**Extracted data entries**
——

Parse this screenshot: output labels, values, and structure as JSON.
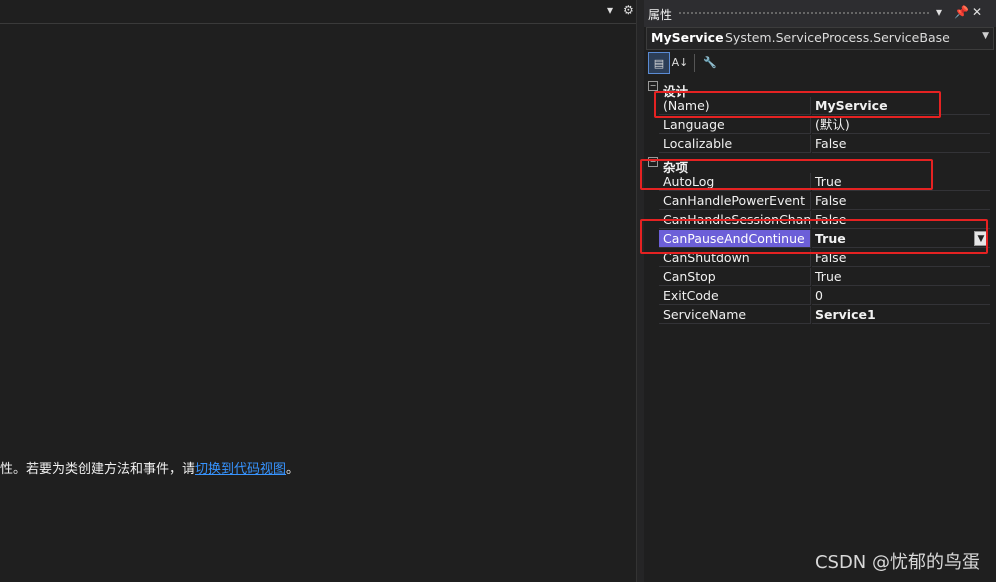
{
  "designer": {
    "message_prefix": "性。若要为类创建方法和事件，请",
    "message_link": "切换到代码视图",
    "message_suffix": "。"
  },
  "panel": {
    "title": "属性",
    "object_name": "MyService",
    "object_type": "System.ServiceProcess.ServiceBase"
  },
  "categories": [
    {
      "title": "设计",
      "rows": [
        {
          "name": "(Name)",
          "value": "MyService",
          "bold": true
        },
        {
          "name": "Language",
          "value": "(默认)"
        },
        {
          "name": "Localizable",
          "value": "False"
        }
      ]
    },
    {
      "title": "杂项",
      "rows": [
        {
          "name": "AutoLog",
          "value": "True"
        },
        {
          "name": "CanHandlePowerEvent",
          "value": "False"
        },
        {
          "name": "CanHandleSessionChangeEvent",
          "value": "False"
        },
        {
          "name": "CanPauseAndContinue",
          "value": "True",
          "selected": true
        },
        {
          "name": "CanShutdown",
          "value": "False"
        },
        {
          "name": "CanStop",
          "value": "True"
        },
        {
          "name": "ExitCode",
          "value": "0"
        },
        {
          "name": "ServiceName",
          "value": "Service1",
          "bold": true
        }
      ]
    }
  ],
  "watermark": "CSDN @忧郁的鸟蛋",
  "colors": {
    "selection": "#6c5fd8",
    "highlight": "#e52222",
    "link": "#3794ff"
  }
}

——

**Stated goal**
Find how many lines in the records contain the string "MyService", then give the number alone.

**Response for this exercise**
2